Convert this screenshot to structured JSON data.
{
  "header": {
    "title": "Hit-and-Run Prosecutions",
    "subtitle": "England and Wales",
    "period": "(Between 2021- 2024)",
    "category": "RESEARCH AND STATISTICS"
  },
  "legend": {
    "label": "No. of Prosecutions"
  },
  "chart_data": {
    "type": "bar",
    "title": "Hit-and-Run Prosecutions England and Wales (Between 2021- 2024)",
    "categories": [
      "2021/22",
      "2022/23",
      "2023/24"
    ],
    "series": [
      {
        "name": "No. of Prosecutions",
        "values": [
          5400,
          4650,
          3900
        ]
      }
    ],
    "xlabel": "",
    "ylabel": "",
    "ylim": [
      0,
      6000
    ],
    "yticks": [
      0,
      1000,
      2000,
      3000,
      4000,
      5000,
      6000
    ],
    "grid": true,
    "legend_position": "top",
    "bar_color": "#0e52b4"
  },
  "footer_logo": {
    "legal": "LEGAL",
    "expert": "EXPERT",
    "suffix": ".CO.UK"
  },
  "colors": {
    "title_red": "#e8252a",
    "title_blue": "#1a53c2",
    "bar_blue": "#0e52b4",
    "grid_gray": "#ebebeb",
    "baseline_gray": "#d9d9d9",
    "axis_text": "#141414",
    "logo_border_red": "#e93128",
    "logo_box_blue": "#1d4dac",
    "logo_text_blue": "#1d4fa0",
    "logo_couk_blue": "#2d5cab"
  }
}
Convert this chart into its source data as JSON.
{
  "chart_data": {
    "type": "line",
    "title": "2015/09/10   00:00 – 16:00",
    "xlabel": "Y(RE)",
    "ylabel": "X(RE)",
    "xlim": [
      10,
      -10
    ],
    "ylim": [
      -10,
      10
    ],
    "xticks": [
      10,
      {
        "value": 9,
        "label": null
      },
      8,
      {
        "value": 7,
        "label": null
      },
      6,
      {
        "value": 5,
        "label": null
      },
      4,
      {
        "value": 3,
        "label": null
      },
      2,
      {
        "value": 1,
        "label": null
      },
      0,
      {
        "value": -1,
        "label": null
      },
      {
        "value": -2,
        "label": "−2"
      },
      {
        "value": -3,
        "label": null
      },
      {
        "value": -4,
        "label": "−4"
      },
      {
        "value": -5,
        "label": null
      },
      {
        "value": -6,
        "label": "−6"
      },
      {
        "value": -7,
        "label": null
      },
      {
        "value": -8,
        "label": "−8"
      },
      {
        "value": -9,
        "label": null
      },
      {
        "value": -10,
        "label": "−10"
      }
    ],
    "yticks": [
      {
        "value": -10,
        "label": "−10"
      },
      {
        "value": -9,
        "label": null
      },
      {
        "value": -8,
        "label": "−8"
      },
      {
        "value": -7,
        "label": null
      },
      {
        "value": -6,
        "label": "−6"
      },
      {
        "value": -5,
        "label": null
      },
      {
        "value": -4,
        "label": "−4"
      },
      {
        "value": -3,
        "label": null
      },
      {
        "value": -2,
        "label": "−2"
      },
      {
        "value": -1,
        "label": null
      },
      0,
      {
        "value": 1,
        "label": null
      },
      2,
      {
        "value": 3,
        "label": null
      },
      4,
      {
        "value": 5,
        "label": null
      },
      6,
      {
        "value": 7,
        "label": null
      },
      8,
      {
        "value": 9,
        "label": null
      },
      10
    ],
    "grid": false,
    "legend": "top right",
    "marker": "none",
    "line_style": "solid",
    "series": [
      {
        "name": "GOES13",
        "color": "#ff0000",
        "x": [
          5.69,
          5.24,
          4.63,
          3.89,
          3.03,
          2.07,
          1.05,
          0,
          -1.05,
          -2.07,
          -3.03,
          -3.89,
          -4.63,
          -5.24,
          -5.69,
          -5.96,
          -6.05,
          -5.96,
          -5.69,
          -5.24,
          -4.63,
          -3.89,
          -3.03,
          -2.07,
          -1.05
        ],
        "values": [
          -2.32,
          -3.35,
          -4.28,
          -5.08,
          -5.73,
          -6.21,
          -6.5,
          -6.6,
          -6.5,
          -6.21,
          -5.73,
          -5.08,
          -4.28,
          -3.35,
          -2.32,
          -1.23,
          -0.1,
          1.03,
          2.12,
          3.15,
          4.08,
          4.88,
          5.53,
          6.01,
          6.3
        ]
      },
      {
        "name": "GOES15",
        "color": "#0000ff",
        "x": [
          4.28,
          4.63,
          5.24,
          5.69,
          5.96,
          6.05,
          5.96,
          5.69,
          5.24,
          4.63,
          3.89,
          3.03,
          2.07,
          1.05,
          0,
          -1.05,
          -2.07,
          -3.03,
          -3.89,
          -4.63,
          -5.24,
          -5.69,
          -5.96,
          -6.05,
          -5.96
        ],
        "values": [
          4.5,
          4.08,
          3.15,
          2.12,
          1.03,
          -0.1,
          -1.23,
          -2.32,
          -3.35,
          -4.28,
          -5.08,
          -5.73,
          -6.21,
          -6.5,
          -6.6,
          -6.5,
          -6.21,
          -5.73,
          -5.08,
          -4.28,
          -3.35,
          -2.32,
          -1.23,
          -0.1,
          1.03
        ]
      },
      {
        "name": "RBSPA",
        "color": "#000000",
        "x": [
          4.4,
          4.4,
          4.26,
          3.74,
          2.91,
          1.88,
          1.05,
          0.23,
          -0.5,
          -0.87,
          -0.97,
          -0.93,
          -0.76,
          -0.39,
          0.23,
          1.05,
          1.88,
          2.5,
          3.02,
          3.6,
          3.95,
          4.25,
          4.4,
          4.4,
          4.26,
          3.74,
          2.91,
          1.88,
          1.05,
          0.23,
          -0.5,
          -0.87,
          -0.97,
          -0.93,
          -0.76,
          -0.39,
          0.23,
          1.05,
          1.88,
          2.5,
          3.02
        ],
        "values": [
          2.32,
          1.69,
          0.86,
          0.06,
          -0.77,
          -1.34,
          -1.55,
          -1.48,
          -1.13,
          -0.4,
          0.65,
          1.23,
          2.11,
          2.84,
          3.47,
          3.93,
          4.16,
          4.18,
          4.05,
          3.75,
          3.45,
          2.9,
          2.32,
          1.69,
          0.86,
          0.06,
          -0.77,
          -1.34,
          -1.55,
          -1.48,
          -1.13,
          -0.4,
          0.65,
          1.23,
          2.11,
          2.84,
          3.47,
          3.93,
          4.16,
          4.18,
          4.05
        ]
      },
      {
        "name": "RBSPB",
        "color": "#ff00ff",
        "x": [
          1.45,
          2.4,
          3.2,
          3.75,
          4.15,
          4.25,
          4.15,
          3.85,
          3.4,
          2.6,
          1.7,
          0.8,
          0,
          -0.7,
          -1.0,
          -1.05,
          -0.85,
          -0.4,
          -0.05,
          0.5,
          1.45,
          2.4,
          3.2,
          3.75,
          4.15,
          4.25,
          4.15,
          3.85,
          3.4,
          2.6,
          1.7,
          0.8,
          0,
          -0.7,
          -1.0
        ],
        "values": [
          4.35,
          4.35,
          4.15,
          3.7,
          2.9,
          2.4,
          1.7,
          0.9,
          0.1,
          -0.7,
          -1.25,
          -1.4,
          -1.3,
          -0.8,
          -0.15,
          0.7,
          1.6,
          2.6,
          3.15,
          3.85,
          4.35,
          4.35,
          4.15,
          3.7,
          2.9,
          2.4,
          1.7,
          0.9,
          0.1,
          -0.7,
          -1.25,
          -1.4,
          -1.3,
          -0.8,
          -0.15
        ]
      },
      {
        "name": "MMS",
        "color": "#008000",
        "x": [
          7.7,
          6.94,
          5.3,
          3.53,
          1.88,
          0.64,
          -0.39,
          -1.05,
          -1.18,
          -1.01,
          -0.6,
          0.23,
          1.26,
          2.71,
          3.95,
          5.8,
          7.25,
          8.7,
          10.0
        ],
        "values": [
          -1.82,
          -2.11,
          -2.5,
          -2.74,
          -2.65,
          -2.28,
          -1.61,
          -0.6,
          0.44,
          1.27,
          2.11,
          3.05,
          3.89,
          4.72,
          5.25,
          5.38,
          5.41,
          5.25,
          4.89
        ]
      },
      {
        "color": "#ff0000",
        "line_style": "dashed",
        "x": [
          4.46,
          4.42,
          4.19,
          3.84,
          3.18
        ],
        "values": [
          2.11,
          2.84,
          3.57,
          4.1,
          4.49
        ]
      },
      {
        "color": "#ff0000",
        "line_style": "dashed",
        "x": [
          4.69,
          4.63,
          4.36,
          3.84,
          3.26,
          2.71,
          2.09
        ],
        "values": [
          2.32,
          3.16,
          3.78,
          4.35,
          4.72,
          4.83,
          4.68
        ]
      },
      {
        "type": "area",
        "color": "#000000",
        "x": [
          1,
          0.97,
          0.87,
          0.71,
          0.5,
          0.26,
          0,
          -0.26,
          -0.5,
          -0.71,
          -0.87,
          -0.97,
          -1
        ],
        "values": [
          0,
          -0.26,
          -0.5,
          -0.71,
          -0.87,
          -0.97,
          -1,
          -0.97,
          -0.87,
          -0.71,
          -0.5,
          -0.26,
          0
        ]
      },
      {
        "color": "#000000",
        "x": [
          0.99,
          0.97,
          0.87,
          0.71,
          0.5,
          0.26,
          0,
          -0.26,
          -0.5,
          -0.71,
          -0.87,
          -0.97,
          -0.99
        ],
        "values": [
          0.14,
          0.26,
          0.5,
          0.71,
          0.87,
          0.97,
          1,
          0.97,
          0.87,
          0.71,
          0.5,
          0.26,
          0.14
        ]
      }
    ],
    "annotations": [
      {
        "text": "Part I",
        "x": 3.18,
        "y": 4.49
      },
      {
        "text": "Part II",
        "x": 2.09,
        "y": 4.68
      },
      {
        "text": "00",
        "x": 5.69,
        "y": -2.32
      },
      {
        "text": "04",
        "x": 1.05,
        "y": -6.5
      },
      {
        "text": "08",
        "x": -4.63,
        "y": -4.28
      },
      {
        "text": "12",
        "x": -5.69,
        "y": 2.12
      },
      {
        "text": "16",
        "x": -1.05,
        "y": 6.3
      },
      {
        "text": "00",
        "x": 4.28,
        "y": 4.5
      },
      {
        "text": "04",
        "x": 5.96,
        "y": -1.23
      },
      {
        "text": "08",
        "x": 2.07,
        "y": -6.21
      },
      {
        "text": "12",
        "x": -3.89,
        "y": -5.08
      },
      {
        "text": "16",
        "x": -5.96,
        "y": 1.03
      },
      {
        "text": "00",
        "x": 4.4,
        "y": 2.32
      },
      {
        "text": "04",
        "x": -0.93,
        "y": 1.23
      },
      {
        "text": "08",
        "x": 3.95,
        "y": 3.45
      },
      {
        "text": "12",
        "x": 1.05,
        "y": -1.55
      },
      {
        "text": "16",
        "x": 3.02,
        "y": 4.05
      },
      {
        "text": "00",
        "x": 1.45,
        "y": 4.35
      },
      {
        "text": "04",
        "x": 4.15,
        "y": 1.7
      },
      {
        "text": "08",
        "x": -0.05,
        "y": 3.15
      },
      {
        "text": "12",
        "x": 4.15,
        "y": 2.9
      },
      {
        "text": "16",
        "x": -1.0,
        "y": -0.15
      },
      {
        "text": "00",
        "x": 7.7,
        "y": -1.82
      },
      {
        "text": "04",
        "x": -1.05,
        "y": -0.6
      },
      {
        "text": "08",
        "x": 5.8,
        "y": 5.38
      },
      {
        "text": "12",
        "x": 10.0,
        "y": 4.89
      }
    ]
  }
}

════

• [Your objective] Count the lines of these entries that hold the string "Prosecutions", and give only that number.

• [Response for this exercise] 4